◆ Work to be completed: Gather all lines from the material that contain the word "label".
# start of Input data
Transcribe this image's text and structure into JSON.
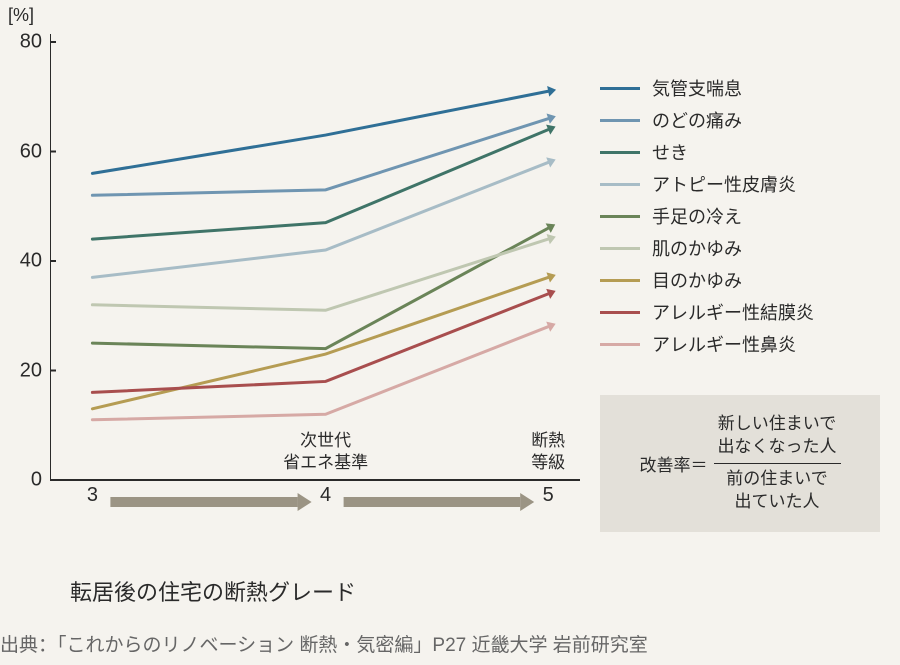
{
  "chart": {
    "type": "line",
    "y_axis_unit": "[%]",
    "ylim": [
      0,
      80
    ],
    "yticks": [
      0,
      20,
      40,
      60,
      80
    ],
    "x_categories": [
      "3",
      "4",
      "5"
    ],
    "x_positions": [
      0.08,
      0.52,
      0.94
    ],
    "x_annotations": [
      {
        "text_lines": [
          "次世代",
          "省エネ基準"
        ],
        "x": 0.52
      },
      {
        "text_lines": [
          "断熱",
          "等級"
        ],
        "x": 0.94
      }
    ],
    "x_title": "転居後の住宅の断熱グレード",
    "axis_color": "#2a2a2a",
    "line_width": 3,
    "arrow_size": 9,
    "background_color": "#f5f3ee",
    "series": [
      {
        "label": "気管支喘息",
        "color": "#2f6f96",
        "values": [
          56,
          63,
          71
        ]
      },
      {
        "label": "のどの痛み",
        "color": "#6f95b1",
        "values": [
          52,
          53,
          66
        ]
      },
      {
        "label": "せき",
        "color": "#3f7468",
        "values": [
          44,
          47,
          64
        ]
      },
      {
        "label": "アトピー性皮膚炎",
        "color": "#a7bcc6",
        "values": [
          37,
          42,
          58
        ]
      },
      {
        "label": "手足の冷え",
        "color": "#6a8458",
        "values": [
          25,
          24,
          46
        ]
      },
      {
        "label": "肌のかゆみ",
        "color": "#bfc7b1",
        "values": [
          32,
          31,
          44
        ]
      },
      {
        "label": "目のかゆみ",
        "color": "#b59c53",
        "values": [
          13,
          23,
          37
        ]
      },
      {
        "label": "アレルギー性結膜炎",
        "color": "#a84e4e",
        "values": [
          16,
          18,
          34
        ]
      },
      {
        "label": "アレルギー性鼻炎",
        "color": "#d6a9a5",
        "values": [
          11,
          12,
          28
        ]
      }
    ],
    "x_range_arrows_color": "#9b9484"
  },
  "formula": {
    "lhs": "改善率＝",
    "numerator_lines": [
      "新しい住まいで",
      "出なくなった人"
    ],
    "denominator_lines": [
      "前の住まいで",
      "出ていた人"
    ]
  },
  "source": "出典：「これからのリノベーション 断熱・気密編」P27 近畿大学 岩前研究室"
}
# end of Input data
◆ Exercise result:
        "label": "気管支喘息",
        "label": "のどの痛み",
        "label": "せき",
        "label": "アトピー性皮膚炎",
        "label": "手足の冷え",
        "label": "肌のかゆみ",
        "label": "目のかゆみ",
        "label": "アレルギー性結膜炎",
        "label": "アレルギー性鼻炎",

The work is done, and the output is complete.